__Task objective__: Pick out every line in the data below that holds "あなたの".

__The data__:
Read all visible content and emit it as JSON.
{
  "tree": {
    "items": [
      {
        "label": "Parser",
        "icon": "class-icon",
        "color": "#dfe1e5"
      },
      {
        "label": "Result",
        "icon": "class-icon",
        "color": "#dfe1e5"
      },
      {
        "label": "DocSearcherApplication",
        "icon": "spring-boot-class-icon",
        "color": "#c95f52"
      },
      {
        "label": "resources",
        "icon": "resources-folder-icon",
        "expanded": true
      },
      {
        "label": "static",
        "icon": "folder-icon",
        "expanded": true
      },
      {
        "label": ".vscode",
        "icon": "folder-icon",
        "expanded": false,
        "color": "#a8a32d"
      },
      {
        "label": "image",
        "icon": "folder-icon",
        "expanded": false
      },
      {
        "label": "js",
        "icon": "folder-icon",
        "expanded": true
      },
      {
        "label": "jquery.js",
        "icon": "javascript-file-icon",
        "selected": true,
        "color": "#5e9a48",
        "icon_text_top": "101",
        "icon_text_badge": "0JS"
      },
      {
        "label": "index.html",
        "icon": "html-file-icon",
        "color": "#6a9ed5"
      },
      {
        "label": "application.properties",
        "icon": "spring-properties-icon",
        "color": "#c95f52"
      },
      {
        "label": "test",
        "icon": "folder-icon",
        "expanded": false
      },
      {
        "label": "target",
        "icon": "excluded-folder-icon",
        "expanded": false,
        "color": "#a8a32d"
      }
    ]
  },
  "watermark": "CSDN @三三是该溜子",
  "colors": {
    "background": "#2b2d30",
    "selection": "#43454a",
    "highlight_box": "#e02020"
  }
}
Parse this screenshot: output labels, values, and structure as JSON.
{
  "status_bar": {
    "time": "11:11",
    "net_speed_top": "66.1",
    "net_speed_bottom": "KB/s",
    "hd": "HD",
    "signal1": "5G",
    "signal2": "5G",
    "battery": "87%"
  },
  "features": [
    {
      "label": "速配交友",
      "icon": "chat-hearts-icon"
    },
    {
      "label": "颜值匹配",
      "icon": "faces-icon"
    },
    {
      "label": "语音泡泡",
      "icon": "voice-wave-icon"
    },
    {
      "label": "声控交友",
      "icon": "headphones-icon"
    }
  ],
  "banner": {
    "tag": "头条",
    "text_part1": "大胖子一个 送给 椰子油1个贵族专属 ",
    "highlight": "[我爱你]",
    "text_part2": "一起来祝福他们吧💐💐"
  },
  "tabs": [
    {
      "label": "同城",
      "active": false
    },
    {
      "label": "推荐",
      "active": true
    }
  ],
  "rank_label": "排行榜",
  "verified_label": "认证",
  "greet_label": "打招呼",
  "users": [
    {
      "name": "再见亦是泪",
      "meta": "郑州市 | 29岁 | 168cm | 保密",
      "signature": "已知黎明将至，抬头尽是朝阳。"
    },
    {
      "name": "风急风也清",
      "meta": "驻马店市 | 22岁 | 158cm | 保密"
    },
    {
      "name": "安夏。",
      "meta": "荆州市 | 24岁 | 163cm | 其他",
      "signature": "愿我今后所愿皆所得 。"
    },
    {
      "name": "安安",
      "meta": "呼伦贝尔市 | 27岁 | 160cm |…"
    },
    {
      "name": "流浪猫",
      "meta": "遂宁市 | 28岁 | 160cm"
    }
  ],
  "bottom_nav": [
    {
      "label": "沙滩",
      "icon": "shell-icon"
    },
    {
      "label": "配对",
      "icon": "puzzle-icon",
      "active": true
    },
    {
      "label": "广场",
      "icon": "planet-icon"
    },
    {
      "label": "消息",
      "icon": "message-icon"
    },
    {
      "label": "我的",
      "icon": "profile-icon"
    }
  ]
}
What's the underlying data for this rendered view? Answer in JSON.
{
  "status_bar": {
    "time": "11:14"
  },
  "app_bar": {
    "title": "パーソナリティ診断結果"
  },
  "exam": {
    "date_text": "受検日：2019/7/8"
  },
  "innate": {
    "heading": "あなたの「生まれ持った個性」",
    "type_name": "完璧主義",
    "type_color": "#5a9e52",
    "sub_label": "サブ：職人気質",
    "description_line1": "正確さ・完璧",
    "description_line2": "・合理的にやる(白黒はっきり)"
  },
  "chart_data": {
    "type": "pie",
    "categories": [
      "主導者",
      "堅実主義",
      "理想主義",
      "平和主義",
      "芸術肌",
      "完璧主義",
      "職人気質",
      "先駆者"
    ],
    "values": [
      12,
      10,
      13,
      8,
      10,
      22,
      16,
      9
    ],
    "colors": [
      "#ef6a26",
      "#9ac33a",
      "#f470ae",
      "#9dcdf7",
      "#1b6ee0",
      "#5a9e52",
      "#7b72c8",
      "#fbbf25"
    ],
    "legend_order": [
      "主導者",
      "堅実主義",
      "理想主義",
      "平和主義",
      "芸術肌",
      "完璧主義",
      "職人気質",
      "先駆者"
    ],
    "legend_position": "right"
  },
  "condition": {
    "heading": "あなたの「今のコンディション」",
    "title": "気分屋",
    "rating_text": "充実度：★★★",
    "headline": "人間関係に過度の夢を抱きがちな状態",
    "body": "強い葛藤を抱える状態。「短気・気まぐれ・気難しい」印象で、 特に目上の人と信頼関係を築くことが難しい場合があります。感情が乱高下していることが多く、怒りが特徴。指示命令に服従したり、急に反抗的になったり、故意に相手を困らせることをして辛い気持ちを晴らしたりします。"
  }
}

__Solution__:
    "heading": "あなたの「生まれ持った個性」",
    "heading": "あなたの「今のコンディション」",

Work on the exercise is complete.